-- Prompt --
Transcribe every record that appears below, exactly and in full.

(Extracted records)

▬▬▬▬▬▬

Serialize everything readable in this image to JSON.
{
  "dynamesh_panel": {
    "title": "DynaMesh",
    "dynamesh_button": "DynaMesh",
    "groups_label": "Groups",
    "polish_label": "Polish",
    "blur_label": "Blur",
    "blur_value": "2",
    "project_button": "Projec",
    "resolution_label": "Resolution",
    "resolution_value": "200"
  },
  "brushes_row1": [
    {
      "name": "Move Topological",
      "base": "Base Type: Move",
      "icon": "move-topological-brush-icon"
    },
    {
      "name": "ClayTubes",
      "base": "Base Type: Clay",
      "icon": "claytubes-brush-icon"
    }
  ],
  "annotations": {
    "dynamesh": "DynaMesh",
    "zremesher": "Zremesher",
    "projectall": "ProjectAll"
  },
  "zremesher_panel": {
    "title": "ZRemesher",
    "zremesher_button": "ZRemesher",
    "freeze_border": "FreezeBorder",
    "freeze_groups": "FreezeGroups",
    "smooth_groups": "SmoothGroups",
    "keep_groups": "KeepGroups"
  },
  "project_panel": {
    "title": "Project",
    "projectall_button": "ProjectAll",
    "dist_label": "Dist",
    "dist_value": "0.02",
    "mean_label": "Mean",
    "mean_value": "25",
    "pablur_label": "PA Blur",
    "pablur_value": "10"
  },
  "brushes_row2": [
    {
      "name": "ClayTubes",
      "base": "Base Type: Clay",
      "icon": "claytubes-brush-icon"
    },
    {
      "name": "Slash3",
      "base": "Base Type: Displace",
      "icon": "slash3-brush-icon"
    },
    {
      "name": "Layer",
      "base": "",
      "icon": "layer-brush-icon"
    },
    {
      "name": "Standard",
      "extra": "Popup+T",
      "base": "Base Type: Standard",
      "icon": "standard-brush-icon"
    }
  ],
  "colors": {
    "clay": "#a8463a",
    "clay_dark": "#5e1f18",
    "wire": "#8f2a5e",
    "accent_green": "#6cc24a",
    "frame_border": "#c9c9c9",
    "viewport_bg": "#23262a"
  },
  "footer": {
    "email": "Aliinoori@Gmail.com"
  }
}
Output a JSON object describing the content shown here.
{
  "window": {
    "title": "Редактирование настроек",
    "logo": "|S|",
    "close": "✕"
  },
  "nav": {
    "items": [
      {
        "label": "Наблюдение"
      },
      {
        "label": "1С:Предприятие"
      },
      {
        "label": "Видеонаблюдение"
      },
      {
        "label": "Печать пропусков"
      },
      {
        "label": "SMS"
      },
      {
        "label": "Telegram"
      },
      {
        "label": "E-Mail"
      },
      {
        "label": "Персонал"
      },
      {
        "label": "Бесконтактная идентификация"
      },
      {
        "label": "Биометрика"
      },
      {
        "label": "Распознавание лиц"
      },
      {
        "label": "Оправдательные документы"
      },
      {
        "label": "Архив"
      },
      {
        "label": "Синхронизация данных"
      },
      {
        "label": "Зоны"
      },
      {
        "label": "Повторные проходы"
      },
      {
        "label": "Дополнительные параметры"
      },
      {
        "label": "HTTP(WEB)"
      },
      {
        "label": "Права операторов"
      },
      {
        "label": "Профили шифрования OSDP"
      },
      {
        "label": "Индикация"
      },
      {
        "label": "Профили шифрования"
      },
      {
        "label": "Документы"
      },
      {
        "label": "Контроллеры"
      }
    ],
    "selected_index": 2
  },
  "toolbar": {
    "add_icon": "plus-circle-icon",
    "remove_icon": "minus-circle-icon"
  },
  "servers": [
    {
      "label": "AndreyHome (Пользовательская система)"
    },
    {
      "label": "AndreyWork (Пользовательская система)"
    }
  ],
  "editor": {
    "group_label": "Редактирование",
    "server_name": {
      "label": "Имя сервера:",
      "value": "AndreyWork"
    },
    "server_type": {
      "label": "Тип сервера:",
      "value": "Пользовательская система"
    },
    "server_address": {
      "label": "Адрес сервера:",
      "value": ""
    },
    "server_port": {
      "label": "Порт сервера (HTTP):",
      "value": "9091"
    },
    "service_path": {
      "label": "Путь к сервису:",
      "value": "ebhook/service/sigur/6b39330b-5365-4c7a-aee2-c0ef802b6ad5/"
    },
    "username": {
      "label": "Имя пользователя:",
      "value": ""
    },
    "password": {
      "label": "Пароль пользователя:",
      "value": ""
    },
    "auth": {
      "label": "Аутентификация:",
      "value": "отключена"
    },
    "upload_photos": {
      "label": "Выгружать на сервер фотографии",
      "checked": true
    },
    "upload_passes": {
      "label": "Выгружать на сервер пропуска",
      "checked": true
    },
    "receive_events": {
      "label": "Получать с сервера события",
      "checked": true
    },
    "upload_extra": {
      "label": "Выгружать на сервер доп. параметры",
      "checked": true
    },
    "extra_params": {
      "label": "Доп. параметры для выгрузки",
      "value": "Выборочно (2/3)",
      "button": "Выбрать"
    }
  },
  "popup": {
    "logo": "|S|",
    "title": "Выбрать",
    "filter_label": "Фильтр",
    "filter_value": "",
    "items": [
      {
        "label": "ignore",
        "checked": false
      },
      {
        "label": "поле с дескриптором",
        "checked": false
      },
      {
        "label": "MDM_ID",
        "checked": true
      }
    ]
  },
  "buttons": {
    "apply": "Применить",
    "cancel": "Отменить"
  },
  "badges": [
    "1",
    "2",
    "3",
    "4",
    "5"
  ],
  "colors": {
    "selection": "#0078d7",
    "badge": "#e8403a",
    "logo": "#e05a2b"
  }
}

▬▬▬▬▬▬

-- Finished task --
Serialize everything readable in this image to JSON.
{
  "dynamesh_panel": {
    "title": "DynaMesh",
    "dynamesh_button": "DynaMesh",
    "groups_label": "Groups",
    "polish_label": "Polish",
    "blur_label": "Blur",
    "blur_value": "2",
    "project_button": "Projec",
    "resolution_label": "Resolution",
    "resolution_value": "200"
  },
  "brushes_row1": [
    {
      "name": "Move Topological",
      "base": "Base Type: Move",
      "icon": "move-topological-brush-icon"
    },
    {
      "name": "ClayTubes",
      "base": "Base Type: Clay",
      "icon": "claytubes-brush-icon"
    }
  ],
  "annotations": {
    "dynamesh": "DynaMesh",
    "zremesher": "Zremesher",
    "projectall": "ProjectAll"
  },
  "zremesher_panel": {
    "title": "ZRemesher",
    "zremesher_button": "ZRemesher",
    "freeze_border": "FreezeBorder",
    "freeze_groups": "FreezeGroups",
    "smooth_groups": "SmoothGroups",
    "keep_groups": "KeepGroups"
  },
  "project_panel": {
    "title": "Project",
    "projectall_button": "ProjectAll",
    "dist_label": "Dist",
    "dist_value": "0.02",
    "mean_label": "Mean",
    "mean_value": "25",
    "pablur_label": "PA Blur",
    "pablur_value": "10"
  },
  "brushes_row2": [
    {
      "name": "ClayTubes",
      "base": "Base Type: Clay",
      "icon": "claytubes-brush-icon"
    },
    {
      "name": "Slash3",
      "base": "Base Type: Displace",
      "icon": "slash3-brush-icon"
    },
    {
      "name": "Layer",
      "base": "",
      "icon": "layer-brush-icon"
    },
    {
      "name": "Standard",
      "extra": "Popup+T",
      "base": "Base Type: Standard",
      "icon": "standard-brush-icon"
    }
  ],
  "colors": {
    "clay": "#a8463a",
    "clay_dark": "#5e1f18",
    "wire": "#8f2a5e",
    "accent_green": "#6cc24a",
    "frame_border": "#c9c9c9",
    "viewport_bg": "#23262a"
  },
  "footer": {
    "email": "Aliinoori@Gmail.com"
  }
}
Output a JSON object describing the content shown here.
{
  "window": {
    "title": "Редактирование настроек",
    "logo": "|S|",
    "close": "✕"
  },
  "nav": {
    "items": [
      {
        "label": "Наблюдение"
      },
      {
        "label": "1С:Предприятие"
      },
      {
        "label": "Видеонаблюдение"
      },
      {
        "label": "Печать пропусков"
      },
      {
        "label": "SMS"
      },
      {
        "label": "Telegram"
      },
      {
        "label": "E-Mail"
      },
      {
        "label": "Персонал"
      },
      {
        "label": "Бесконтактная идентификация"
      },
      {
        "label": "Биометрика"
      },
      {
        "label": "Распознавание лиц"
      },
      {
        "label": "Оправдательные документы"
      },
      {
        "label": "Архив"
      },
      {
        "label": "Синхронизация данных"
      },
      {
        "label": "Зоны"
      },
      {
        "label": "Повторные проходы"
      },
      {
        "label": "Дополнительные параметры"
      },
      {
        "label": "HTTP(WEB)"
      },
      {
        "label": "Права операторов"
      },
      {
        "label": "Профили шифрования OSDP"
      },
      {
        "label": "Индикация"
      },
      {
        "label": "Профили шифрования"
      },
      {
        "label": "Документы"
      },
      {
        "label": "Контроллеры"
      }
    ],
    "selected_index": 2
  },
  "toolbar": {
    "add_icon": "plus-circle-icon",
    "remove_icon": "minus-circle-icon"
  },
  "servers": [
    {
      "label": "AndreyHome (Пользовательская система)"
    },
    {
      "label": "AndreyWork (Пользовательская система)"
    }
  ],
  "editor": {
    "group_label": "Редактирование",
    "server_name": {
      "label": "Имя сервера:",
      "value": "AndreyWork"
    },
    "server_type": {
      "label": "Тип сервера:",
      "value": "Пользовательская система"
    },
    "server_address": {
      "label": "Адрес сервера:",
      "value": ""
    },
    "server_port": {
      "label": "Порт сервера (HTTP):",
      "value": "9091"
    },
    "service_path": {
      "label": "Путь к сервису:",
      "value": "ebhook/service/sigur/6b39330b-5365-4c7a-aee2-c0ef802b6ad5/"
    },
    "username": {
      "label": "Имя пользователя:",
      "value": ""
    },
    "password": {
      "label": "Пароль пользователя:",
      "value": ""
    },
    "auth": {
      "label": "Аутентификация:",
      "value": "отключена"
    },
    "upload_photos": {
      "label": "Выгружать на сервер фотографии",
      "checked": true
    },
    "upload_passes": {
      "label": "Выгружать на сервер пропуска",
      "checked": true
    },
    "receive_events": {
      "label": "Получать с сервера события",
      "checked": true
    },
    "upload_extra": {
      "label": "Выгружать на сервер доп. параметры",
      "checked": true
    },
    "extra_params": {
      "label": "Доп. параметры для выгрузки",
      "value": "Выборочно (2/3)",
      "button": "Выбрать"
    }
  },
  "popup": {
    "logo": "|S|",
    "title": "Выбрать",
    "filter_label": "Фильтр",
    "filter_value": "",
    "items": [
      {
        "label": "ignore",
        "checked": false
      },
      {
        "label": "поле с дескриптором",
        "checked": false
      },
      {
        "label": "MDM_ID",
        "checked": true
      }
    ]
  },
  "buttons": {
    "apply": "Применить",
    "cancel": "Отменить"
  },
  "badges": [
    "1",
    "2",
    "3",
    "4",
    "5"
  ],
  "colors": {
    "selection": "#0078d7",
    "badge": "#e8403a",
    "logo": "#e05a2b"
  }
}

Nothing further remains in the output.